* start RECORDS FOR THIS TASK *

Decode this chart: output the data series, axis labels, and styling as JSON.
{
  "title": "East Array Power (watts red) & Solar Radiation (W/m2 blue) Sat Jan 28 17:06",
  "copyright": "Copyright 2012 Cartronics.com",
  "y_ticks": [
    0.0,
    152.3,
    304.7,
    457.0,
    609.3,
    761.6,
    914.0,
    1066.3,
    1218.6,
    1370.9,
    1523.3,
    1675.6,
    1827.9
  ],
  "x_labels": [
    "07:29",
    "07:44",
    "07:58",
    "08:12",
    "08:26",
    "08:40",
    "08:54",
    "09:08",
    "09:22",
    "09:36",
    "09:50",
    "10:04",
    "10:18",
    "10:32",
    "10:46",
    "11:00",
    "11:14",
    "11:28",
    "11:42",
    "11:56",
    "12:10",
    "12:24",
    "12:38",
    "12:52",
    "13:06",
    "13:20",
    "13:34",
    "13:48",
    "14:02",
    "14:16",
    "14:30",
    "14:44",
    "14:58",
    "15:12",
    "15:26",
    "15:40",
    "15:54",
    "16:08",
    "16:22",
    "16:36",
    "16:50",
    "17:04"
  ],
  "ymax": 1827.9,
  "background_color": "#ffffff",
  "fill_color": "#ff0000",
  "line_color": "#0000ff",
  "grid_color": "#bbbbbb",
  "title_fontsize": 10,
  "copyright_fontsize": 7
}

* end RECORDS FOR THIS TASK *

▶ **THE REQUEST**
Write the data out again in full and exactly.

▶ **RESULT FOR THIS EXERCISE**
Decode this chart: output the data series, axis labels, and styling as JSON.
{
  "title": "East Array Power (watts red) & Solar Radiation (W/m2 blue) Sat Jan 28 17:06",
  "copyright": "Copyright 2012 Cartronics.com",
  "y_ticks": [
    0.0,
    152.3,
    304.7,
    457.0,
    609.3,
    761.6,
    914.0,
    1066.3,
    1218.6,
    1370.9,
    1523.3,
    1675.6,
    1827.9
  ],
  "x_labels": [
    "07:29",
    "07:44",
    "07:58",
    "08:12",
    "08:26",
    "08:40",
    "08:54",
    "09:08",
    "09:22",
    "09:36",
    "09:50",
    "10:04",
    "10:18",
    "10:32",
    "10:46",
    "11:00",
    "11:14",
    "11:28",
    "11:42",
    "11:56",
    "12:10",
    "12:24",
    "12:38",
    "12:52",
    "13:06",
    "13:20",
    "13:34",
    "13:48",
    "14:02",
    "14:16",
    "14:30",
    "14:44",
    "14:58",
    "15:12",
    "15:26",
    "15:40",
    "15:54",
    "16:08",
    "16:22",
    "16:36",
    "16:50",
    "17:04"
  ],
  "ymax": 1827.9,
  "background_color": "#ffffff",
  "fill_color": "#ff0000",
  "line_color": "#0000ff",
  "grid_color": "#bbbbbb",
  "title_fontsize": 10,
  "copyright_fontsize": 7
}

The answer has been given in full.